» TASK STATEMENT
Restate the whole listing word for word. Pictures are left out.

» TASK INPUT
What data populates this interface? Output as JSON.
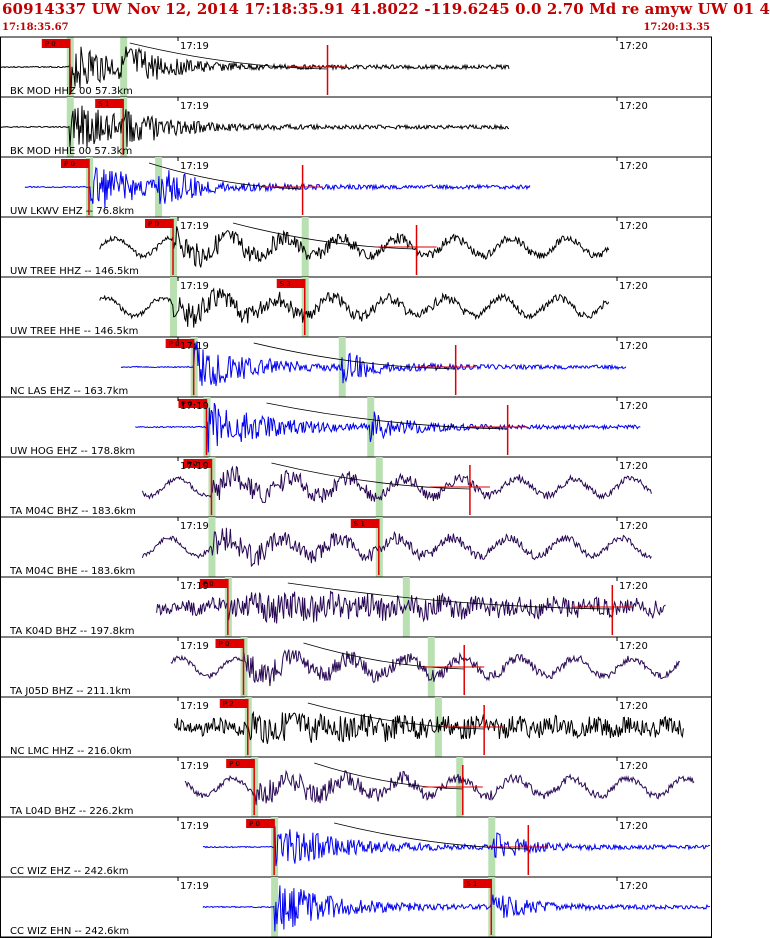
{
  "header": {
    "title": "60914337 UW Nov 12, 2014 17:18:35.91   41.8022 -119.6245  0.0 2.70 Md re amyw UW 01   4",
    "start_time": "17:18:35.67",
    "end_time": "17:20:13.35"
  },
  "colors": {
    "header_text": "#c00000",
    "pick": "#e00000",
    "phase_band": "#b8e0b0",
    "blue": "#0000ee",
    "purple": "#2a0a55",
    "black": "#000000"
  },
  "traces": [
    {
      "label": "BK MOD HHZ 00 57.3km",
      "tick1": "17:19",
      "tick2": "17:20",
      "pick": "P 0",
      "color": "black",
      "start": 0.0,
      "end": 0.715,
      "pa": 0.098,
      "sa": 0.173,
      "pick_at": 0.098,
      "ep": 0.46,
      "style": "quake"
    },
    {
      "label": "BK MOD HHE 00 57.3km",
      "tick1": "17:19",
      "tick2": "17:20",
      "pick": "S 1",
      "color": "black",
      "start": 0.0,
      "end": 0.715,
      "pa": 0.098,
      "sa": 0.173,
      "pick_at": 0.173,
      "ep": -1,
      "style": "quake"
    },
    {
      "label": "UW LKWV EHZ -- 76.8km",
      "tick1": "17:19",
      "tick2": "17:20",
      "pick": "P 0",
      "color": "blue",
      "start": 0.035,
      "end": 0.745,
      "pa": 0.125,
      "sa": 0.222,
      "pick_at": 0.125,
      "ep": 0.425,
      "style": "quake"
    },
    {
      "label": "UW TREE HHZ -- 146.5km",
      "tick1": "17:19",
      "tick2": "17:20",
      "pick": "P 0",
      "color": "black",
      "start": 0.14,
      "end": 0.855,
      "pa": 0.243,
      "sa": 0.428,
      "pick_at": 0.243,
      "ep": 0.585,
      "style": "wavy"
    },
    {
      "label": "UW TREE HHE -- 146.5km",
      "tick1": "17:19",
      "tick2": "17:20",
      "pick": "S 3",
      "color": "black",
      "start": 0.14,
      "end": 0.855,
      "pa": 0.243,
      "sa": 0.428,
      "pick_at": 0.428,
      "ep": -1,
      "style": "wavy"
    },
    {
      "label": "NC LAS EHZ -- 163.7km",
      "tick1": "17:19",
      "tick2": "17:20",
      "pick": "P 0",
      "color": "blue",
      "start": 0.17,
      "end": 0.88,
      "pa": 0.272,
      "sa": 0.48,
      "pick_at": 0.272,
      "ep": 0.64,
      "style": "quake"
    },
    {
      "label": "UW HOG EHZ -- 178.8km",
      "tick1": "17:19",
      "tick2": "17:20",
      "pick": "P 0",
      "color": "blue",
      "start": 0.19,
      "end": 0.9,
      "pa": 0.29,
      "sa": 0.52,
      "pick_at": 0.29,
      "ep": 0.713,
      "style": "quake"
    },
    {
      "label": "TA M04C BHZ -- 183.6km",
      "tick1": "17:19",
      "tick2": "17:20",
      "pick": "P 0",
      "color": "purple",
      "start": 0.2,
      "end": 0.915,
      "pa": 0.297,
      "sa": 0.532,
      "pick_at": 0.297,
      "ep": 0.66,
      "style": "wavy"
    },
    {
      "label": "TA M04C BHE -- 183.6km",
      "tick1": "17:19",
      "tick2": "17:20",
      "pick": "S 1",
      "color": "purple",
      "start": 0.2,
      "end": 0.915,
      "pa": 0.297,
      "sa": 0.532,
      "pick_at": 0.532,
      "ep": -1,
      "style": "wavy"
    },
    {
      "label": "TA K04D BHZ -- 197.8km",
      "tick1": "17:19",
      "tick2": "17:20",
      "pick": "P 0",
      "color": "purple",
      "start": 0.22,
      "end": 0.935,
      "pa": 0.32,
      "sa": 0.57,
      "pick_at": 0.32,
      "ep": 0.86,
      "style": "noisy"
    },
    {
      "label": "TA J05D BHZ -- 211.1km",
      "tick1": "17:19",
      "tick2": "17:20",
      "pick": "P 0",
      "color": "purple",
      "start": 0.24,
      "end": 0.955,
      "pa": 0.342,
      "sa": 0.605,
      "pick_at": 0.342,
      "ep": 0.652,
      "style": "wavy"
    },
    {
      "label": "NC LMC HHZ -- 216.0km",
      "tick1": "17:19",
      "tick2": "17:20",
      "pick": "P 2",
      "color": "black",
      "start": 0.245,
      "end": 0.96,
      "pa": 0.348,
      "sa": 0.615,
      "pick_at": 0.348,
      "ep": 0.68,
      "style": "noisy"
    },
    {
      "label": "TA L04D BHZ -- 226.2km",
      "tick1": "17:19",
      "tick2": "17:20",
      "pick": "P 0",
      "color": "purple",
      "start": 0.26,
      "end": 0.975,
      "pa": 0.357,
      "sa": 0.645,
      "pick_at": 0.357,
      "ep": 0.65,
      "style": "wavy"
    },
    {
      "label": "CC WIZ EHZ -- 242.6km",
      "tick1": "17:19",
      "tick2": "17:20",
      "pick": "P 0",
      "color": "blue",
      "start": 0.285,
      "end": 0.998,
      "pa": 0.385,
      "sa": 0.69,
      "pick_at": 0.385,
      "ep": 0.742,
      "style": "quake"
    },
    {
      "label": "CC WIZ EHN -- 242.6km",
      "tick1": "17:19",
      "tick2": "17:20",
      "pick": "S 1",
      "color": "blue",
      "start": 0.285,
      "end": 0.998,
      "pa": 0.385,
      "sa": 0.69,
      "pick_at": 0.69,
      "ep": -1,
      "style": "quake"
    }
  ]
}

» TASK ANSWER
What data populates this interface? Output as JSON.
{
  "header": {
    "title": "60914337 UW Nov 12, 2014 17:18:35.91   41.8022 -119.6245  0.0 2.70 Md re amyw UW 01   4",
    "start_time": "17:18:35.67",
    "end_time": "17:20:13.35"
  },
  "colors": {
    "header_text": "#c00000",
    "pick": "#e00000",
    "phase_band": "#b8e0b0",
    "blue": "#0000ee",
    "purple": "#2a0a55",
    "black": "#000000"
  },
  "traces": [
    {
      "label": "BK MOD HHZ 00 57.3km",
      "tick1": "17:19",
      "tick2": "17:20",
      "pick": "P 0",
      "color": "black",
      "start": 0.0,
      "end": 0.715,
      "pa": 0.098,
      "sa": 0.173,
      "pick_at": 0.098,
      "ep": 0.46,
      "style": "quake"
    },
    {
      "label": "BK MOD HHE 00 57.3km",
      "tick1": "17:19",
      "tick2": "17:20",
      "pick": "S 1",
      "color": "black",
      "start": 0.0,
      "end": 0.715,
      "pa": 0.098,
      "sa": 0.173,
      "pick_at": 0.173,
      "ep": -1,
      "style": "quake"
    },
    {
      "label": "UW LKWV EHZ -- 76.8km",
      "tick1": "17:19",
      "tick2": "17:20",
      "pick": "P 0",
      "color": "blue",
      "start": 0.035,
      "end": 0.745,
      "pa": 0.125,
      "sa": 0.222,
      "pick_at": 0.125,
      "ep": 0.425,
      "style": "quake"
    },
    {
      "label": "UW TREE HHZ -- 146.5km",
      "tick1": "17:19",
      "tick2": "17:20",
      "pick": "P 0",
      "color": "black",
      "start": 0.14,
      "end": 0.855,
      "pa": 0.243,
      "sa": 0.428,
      "pick_at": 0.243,
      "ep": 0.585,
      "style": "wavy"
    },
    {
      "label": "UW TREE HHE -- 146.5km",
      "tick1": "17:19",
      "tick2": "17:20",
      "pick": "S 3",
      "color": "black",
      "start": 0.14,
      "end": 0.855,
      "pa": 0.243,
      "sa": 0.428,
      "pick_at": 0.428,
      "ep": -1,
      "style": "wavy"
    },
    {
      "label": "NC LAS EHZ -- 163.7km",
      "tick1": "17:19",
      "tick2": "17:20",
      "pick": "P 0",
      "color": "blue",
      "start": 0.17,
      "end": 0.88,
      "pa": 0.272,
      "sa": 0.48,
      "pick_at": 0.272,
      "ep": 0.64,
      "style": "quake"
    },
    {
      "label": "UW HOG EHZ -- 178.8km",
      "tick1": "17:19",
      "tick2": "17:20",
      "pick": "P 0",
      "color": "blue",
      "start": 0.19,
      "end": 0.9,
      "pa": 0.29,
      "sa": 0.52,
      "pick_at": 0.29,
      "ep": 0.713,
      "style": "quake"
    },
    {
      "label": "TA M04C BHZ -- 183.6km",
      "tick1": "17:19",
      "tick2": "17:20",
      "pick": "P 0",
      "color": "purple",
      "start": 0.2,
      "end": 0.915,
      "pa": 0.297,
      "sa": 0.532,
      "pick_at": 0.297,
      "ep": 0.66,
      "style": "wavy"
    },
    {
      "label": "TA M04C BHE -- 183.6km",
      "tick1": "17:19",
      "tick2": "17:20",
      "pick": "S 1",
      "color": "purple",
      "start": 0.2,
      "end": 0.915,
      "pa": 0.297,
      "sa": 0.532,
      "pick_at": 0.532,
      "ep": -1,
      "style": "wavy"
    },
    {
      "label": "TA K04D BHZ -- 197.8km",
      "tick1": "17:19",
      "tick2": "17:20",
      "pick": "P 0",
      "color": "purple",
      "start": 0.22,
      "end": 0.935,
      "pa": 0.32,
      "sa": 0.57,
      "pick_at": 0.32,
      "ep": 0.86,
      "style": "noisy"
    },
    {
      "label": "TA J05D BHZ -- 211.1km",
      "tick1": "17:19",
      "tick2": "17:20",
      "pick": "P 0",
      "color": "purple",
      "start": 0.24,
      "end": 0.955,
      "pa": 0.342,
      "sa": 0.605,
      "pick_at": 0.342,
      "ep": 0.652,
      "style": "wavy"
    },
    {
      "label": "NC LMC HHZ -- 216.0km",
      "tick1": "17:19",
      "tick2": "17:20",
      "pick": "P 2",
      "color": "black",
      "start": 0.245,
      "end": 0.96,
      "pa": 0.348,
      "sa": 0.615,
      "pick_at": 0.348,
      "ep": 0.68,
      "style": "noisy"
    },
    {
      "label": "TA L04D BHZ -- 226.2km",
      "tick1": "17:19",
      "tick2": "17:20",
      "pick": "P 0",
      "color": "purple",
      "start": 0.26,
      "end": 0.975,
      "pa": 0.357,
      "sa": 0.645,
      "pick_at": 0.357,
      "ep": 0.65,
      "style": "wavy"
    },
    {
      "label": "CC WIZ EHZ -- 242.6km",
      "tick1": "17:19",
      "tick2": "17:20",
      "pick": "P 0",
      "color": "blue",
      "start": 0.285,
      "end": 0.998,
      "pa": 0.385,
      "sa": 0.69,
      "pick_at": 0.385,
      "ep": 0.742,
      "style": "quake"
    },
    {
      "label": "CC WIZ EHN -- 242.6km",
      "tick1": "17:19",
      "tick2": "17:20",
      "pick": "S 1",
      "color": "blue",
      "start": 0.285,
      "end": 0.998,
      "pa": 0.385,
      "sa": 0.69,
      "pick_at": 0.69,
      "ep": -1,
      "style": "quake"
    }
  ]
}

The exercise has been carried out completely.